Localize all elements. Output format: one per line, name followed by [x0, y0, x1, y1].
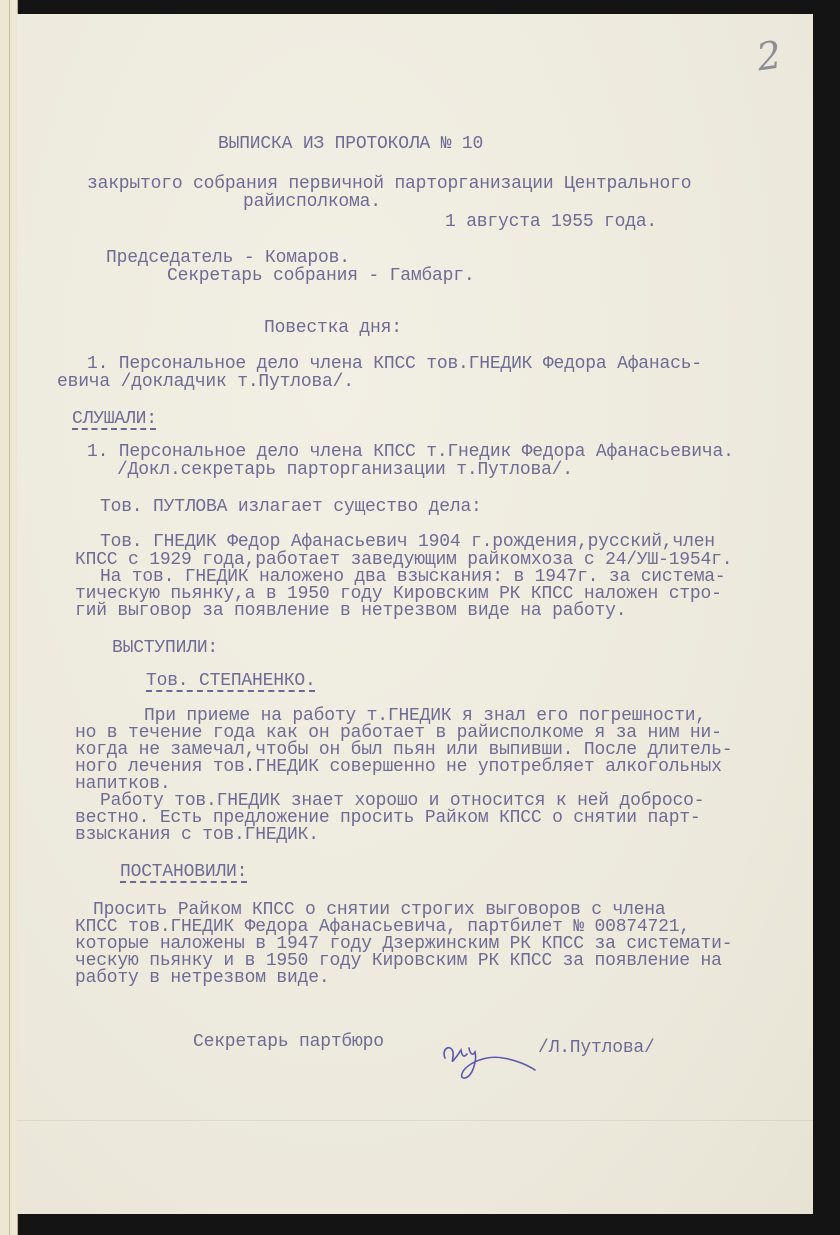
sheet-edge-line: [9, 0, 10, 1235]
speaker-name: Тов. СТЕПАНЕНКО.: [146, 671, 316, 691]
chairman-line: Председатель - Комаров.: [106, 248, 350, 268]
meeting-secretary-line: Секретарь собрания - Гамбарг.: [167, 266, 474, 286]
heard-heading: СЛУШАЛИ:: [72, 409, 157, 429]
heard-item-line-2: /Докл.секретарь парторганизации т.Путлов…: [117, 460, 573, 480]
resolved-heading: ПОСТАНОВИЛИ:: [120, 862, 247, 882]
speech-line-8: взыскания с тов.ГНЕДИК.: [75, 825, 319, 845]
handwritten-signature: [437, 1036, 547, 1086]
paper-fold: [17, 1120, 813, 1121]
speech-line-4: ного лечения тов.ГНЕДИК совершенно не уп…: [75, 757, 722, 777]
underlying-sheet-edge: [0, 0, 18, 1235]
report-line-5: гий выговор за появление в нетрезвом вид…: [75, 601, 626, 621]
agenda-heading: Повестка дня:: [264, 318, 402, 338]
putlova-intro: Тов. ПУТЛОВА излагает существо дела:: [100, 497, 482, 517]
report-line-1: Тов. ГНЕДИК Федор Афанасьевич 1904 г.рож…: [100, 532, 715, 552]
agenda-item-1-line-2: евича /докладчик т.Путлова/.: [57, 372, 354, 392]
resolution-line-5: работу в нетрезвом виде.: [75, 968, 329, 988]
heard-item-line-1: 1. Персональное дело члена КПСС т.Гнедик…: [87, 442, 734, 462]
meeting-date: 1 августа 1955 года.: [445, 212, 657, 232]
signatory-name: /Л.Путлова/: [538, 1038, 655, 1058]
document-page: 2 ВЫПИСКА ИЗ ПРОТОКОЛА № 10 закрытого со…: [17, 14, 813, 1214]
subtitle-line-1: закрытого собрания первичной парторганиз…: [87, 174, 691, 194]
document-title: ВЫПИСКА ИЗ ПРОТОКОЛА № 10: [218, 134, 483, 154]
signatory-role: Секретарь партбюро: [193, 1032, 384, 1052]
agenda-item-1-line-1: 1. Персональное дело члена КПСС тов.ГНЕД…: [87, 354, 702, 374]
spoke-heading: ВЫСТУПИЛИ:: [112, 638, 218, 658]
handwritten-page-number: 2: [754, 33, 784, 80]
subtitle-line-2: райисполкома.: [243, 192, 381, 212]
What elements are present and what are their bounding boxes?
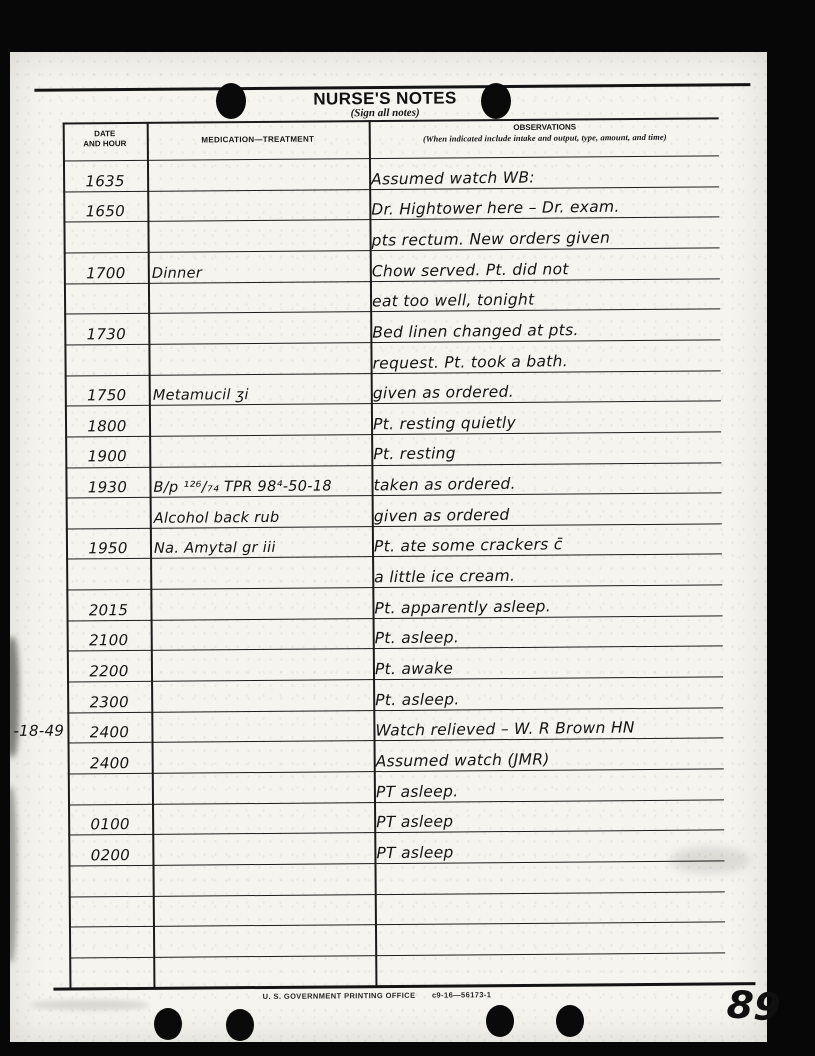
observation-cell: given as ordered (374, 506, 510, 526)
column-header-date-line1: DATE (63, 129, 147, 140)
hole-punch (556, 1005, 584, 1037)
observation-cell: Pt. resting quietly (373, 414, 516, 434)
time-cell: 1950 (66, 539, 150, 558)
printer-credit: U. S. GOVERNMENT PRINTING OFFICE (263, 991, 416, 1001)
margin-date-note: -18-49 (13, 722, 64, 740)
scan-content: NURSE'S NOTES (Sign all notes) DATE AND … (10, 52, 767, 1042)
column-header-date-hour: DATE AND HOUR (63, 129, 147, 150)
observation-cell: Watch relieved – W. R Brown HN (375, 719, 635, 740)
observation-cell: Bed linen changed at pts. (372, 321, 579, 342)
medication-cell: Dinner (152, 264, 370, 282)
time-cell: 1635 (63, 172, 147, 191)
hole-punch (216, 83, 246, 119)
column-header-date-line2: AND HOUR (63, 139, 147, 150)
handwritten-page-number: 89 (726, 982, 782, 1030)
medication-cell: B/p ¹²⁶/₇₄ TPR 98⁴-50-18 (153, 478, 371, 496)
time-cell: 2015 (66, 601, 150, 620)
time-cell: 1900 (65, 447, 149, 466)
observation-cell: Pt. asleep. (375, 629, 460, 648)
medication-cell: Alcohol back rub (154, 509, 372, 527)
time-cell: 1930 (65, 478, 149, 497)
column-header-observations-sublabel: (When indicated include intake and outpu… (369, 131, 721, 144)
form-footer: U. S. GOVERNMENT PRINTING OFFICE c9-16—5… (13, 988, 740, 1003)
observation-cell: Pt. ate some crackers c̄ (374, 536, 563, 556)
observation-cell: Pt. resting (373, 445, 456, 464)
observation-cell: a little ice cream. (374, 567, 515, 587)
hole-punch (486, 1005, 514, 1037)
time-cell: 1650 (63, 202, 147, 221)
time-cell: 1730 (64, 325, 148, 344)
medication-cell: Na. Amytal gr i̇i̇i̇ (154, 540, 372, 558)
column-header-observations: OBSERVATIONS (When indicated include int… (369, 121, 721, 144)
observation-cell: Dr. Hightower here – Dr. exam. (371, 198, 619, 219)
observation-cell: PT asleep (376, 843, 453, 862)
time-cell: 2400 (68, 754, 152, 773)
rows: 1635Assumed watch WB:1650Dr. Hightower h… (63, 155, 725, 988)
observation-cell: request. Pt. took a bath. (372, 352, 568, 372)
scanned-page: { "page": { "title": "NURSE'S NOTES", "s… (0, 0, 815, 1056)
observation-cell: eat too well, tonight (372, 291, 535, 311)
form-code: c9-16—56173-1 (432, 990, 491, 999)
time-cell: 0200 (68, 846, 152, 865)
time-cell: 1700 (64, 263, 148, 282)
observation-cell: pts rectum. New orders given (371, 229, 610, 250)
observation-cell: given as ordered. (373, 383, 514, 403)
column-header-medication: MEDICATION—TREATMENT (147, 134, 369, 145)
time-cell: 2100 (67, 631, 151, 650)
observation-cell: Assumed watch (JMR) (376, 750, 550, 770)
time-cell: 1800 (65, 417, 149, 436)
observation-cell: taken as ordered. (373, 475, 516, 495)
hole-punch (481, 83, 511, 119)
observation-cell: Assumed watch WB: (371, 168, 535, 188)
observation-cell: PT asleep. (376, 782, 459, 801)
hole-punch (154, 1008, 182, 1040)
nurse-notes-form: NURSE'S NOTES (Sign all notes) DATE AND … (10, 52, 767, 1042)
observation-cell: Pt. apparently asleep. (374, 597, 551, 617)
observation-cell: Chow served. Pt. did not (372, 260, 569, 280)
time-cell: 0100 (68, 815, 152, 834)
time-cell: 2300 (67, 693, 151, 712)
observation-cell: Pt. awake (375, 659, 453, 678)
time-cell: 2400 (67, 723, 151, 742)
time-cell: 1750 (65, 386, 149, 405)
observation-cell: Pt. asleep. (375, 690, 460, 709)
medication-cell: Metamucil ʒi (153, 386, 371, 404)
hole-punch (226, 1009, 254, 1041)
time-cell: 2200 (67, 662, 151, 681)
observation-cell: PT asleep (376, 813, 453, 832)
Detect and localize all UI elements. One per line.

* * * * * * * * *

• [What needs to be done]:
Copy out the lines above that begin with the one containing "observation-cell: given as ordered (374, 506, 510, 526)" and end with the one containing "printer-credit: U. S.", both included, reproducing each exactly.

• [Response]:
observation-cell: given as ordered (374, 506, 510, 526)
column-header-date-line1: DATE (63, 129, 147, 140)
hole-punch (556, 1005, 584, 1037)
observation-cell: Pt. resting quietly (373, 414, 516, 434)
time-cell: 1950 (66, 539, 150, 558)
printer-credit: U. S. GOVERNMENT PRINTING OFFICE (263, 991, 416, 1001)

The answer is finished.